=== EXTRACTED MATERIAL ===

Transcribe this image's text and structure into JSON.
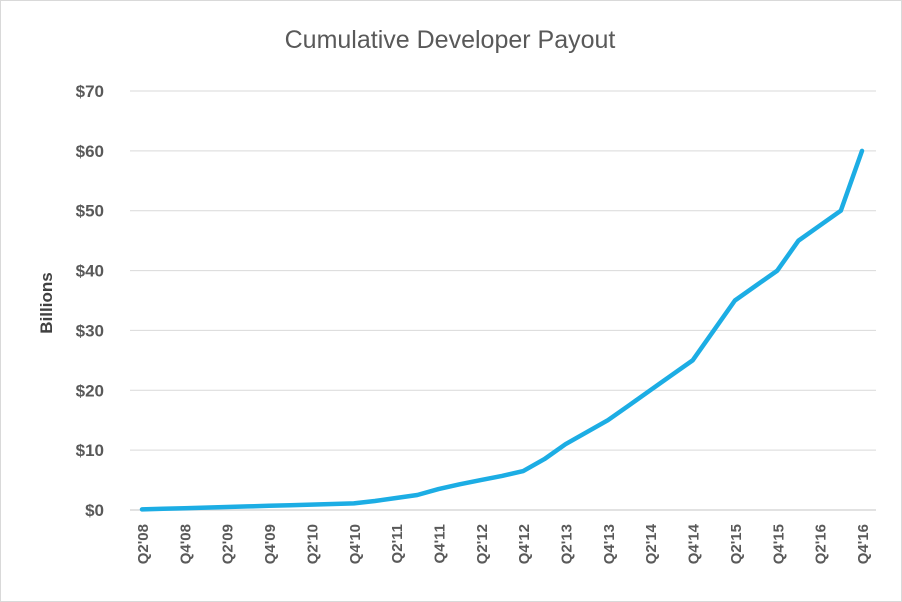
{
  "chart_data": {
    "type": "line",
    "title": "Cumulative Developer Payout",
    "xlabel": "",
    "ylabel": "Billions",
    "ylim": [
      0,
      70
    ],
    "y_ticks": [
      "$0",
      "$10",
      "$20",
      "$30",
      "$40",
      "$50",
      "$60",
      "$70"
    ],
    "grid": true,
    "legend": "none",
    "line_color": "#1CADE4",
    "grid_color": "#d9d9d9",
    "x_categories": [
      "Q2'08",
      "Q4'08",
      "Q2'09",
      "Q4'09",
      "Q2'10",
      "Q4'10",
      "Q2'11",
      "Q4'11",
      "Q2'12",
      "Q4'12",
      "Q2'13",
      "Q4'13",
      "Q2'14",
      "Q4'14",
      "Q2'15",
      "Q4'15",
      "Q2'16",
      "Q4'16"
    ],
    "series": [
      {
        "x": [
          0,
          0.5,
          1,
          1.5,
          2,
          2.5,
          3,
          3.5,
          4,
          4.5,
          5,
          5.5,
          6,
          6.5,
          7,
          7.5,
          8,
          8.5,
          9,
          9.5,
          10,
          10.5,
          11,
          11.5,
          12,
          12.5,
          13,
          13.5,
          14,
          14.5,
          15,
          15.5,
          16,
          16.5,
          17
        ],
        "y": [
          0.1,
          0.2,
          0.3,
          0.4,
          0.5,
          0.6,
          0.7,
          0.8,
          0.9,
          1.0,
          1.1,
          1.5,
          2.0,
          2.5,
          3.5,
          4.3,
          5.0,
          5.7,
          6.5,
          8.5,
          11.0,
          13.0,
          15.0,
          17.5,
          20.0,
          22.5,
          25.0,
          30.0,
          35.0,
          37.5,
          40.0,
          45.0,
          47.5,
          50.0,
          60.0
        ]
      }
    ]
  }
}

===

● **EXERCISE DIRECTIONS**: Return all the entries word for word, but omit any pictures they contain.

● **RESULT OF THE TASK**:
Transcribe this image's text and structure into JSON.
{
  "chart_data": {
    "type": "line",
    "title": "Cumulative Developer Payout",
    "xlabel": "",
    "ylabel": "Billions",
    "ylim": [
      0,
      70
    ],
    "y_ticks": [
      "$0",
      "$10",
      "$20",
      "$30",
      "$40",
      "$50",
      "$60",
      "$70"
    ],
    "grid": true,
    "legend": "none",
    "line_color": "#1CADE4",
    "grid_color": "#d9d9d9",
    "x_categories": [
      "Q2'08",
      "Q4'08",
      "Q2'09",
      "Q4'09",
      "Q2'10",
      "Q4'10",
      "Q2'11",
      "Q4'11",
      "Q2'12",
      "Q4'12",
      "Q2'13",
      "Q4'13",
      "Q2'14",
      "Q4'14",
      "Q2'15",
      "Q4'15",
      "Q2'16",
      "Q4'16"
    ],
    "series": [
      {
        "x": [
          0,
          0.5,
          1,
          1.5,
          2,
          2.5,
          3,
          3.5,
          4,
          4.5,
          5,
          5.5,
          6,
          6.5,
          7,
          7.5,
          8,
          8.5,
          9,
          9.5,
          10,
          10.5,
          11,
          11.5,
          12,
          12.5,
          13,
          13.5,
          14,
          14.5,
          15,
          15.5,
          16,
          16.5,
          17
        ],
        "y": [
          0.1,
          0.2,
          0.3,
          0.4,
          0.5,
          0.6,
          0.7,
          0.8,
          0.9,
          1.0,
          1.1,
          1.5,
          2.0,
          2.5,
          3.5,
          4.3,
          5.0,
          5.7,
          6.5,
          8.5,
          11.0,
          13.0,
          15.0,
          17.5,
          20.0,
          22.5,
          25.0,
          30.0,
          35.0,
          37.5,
          40.0,
          45.0,
          47.5,
          50.0,
          60.0
        ]
      }
    ]
  }
}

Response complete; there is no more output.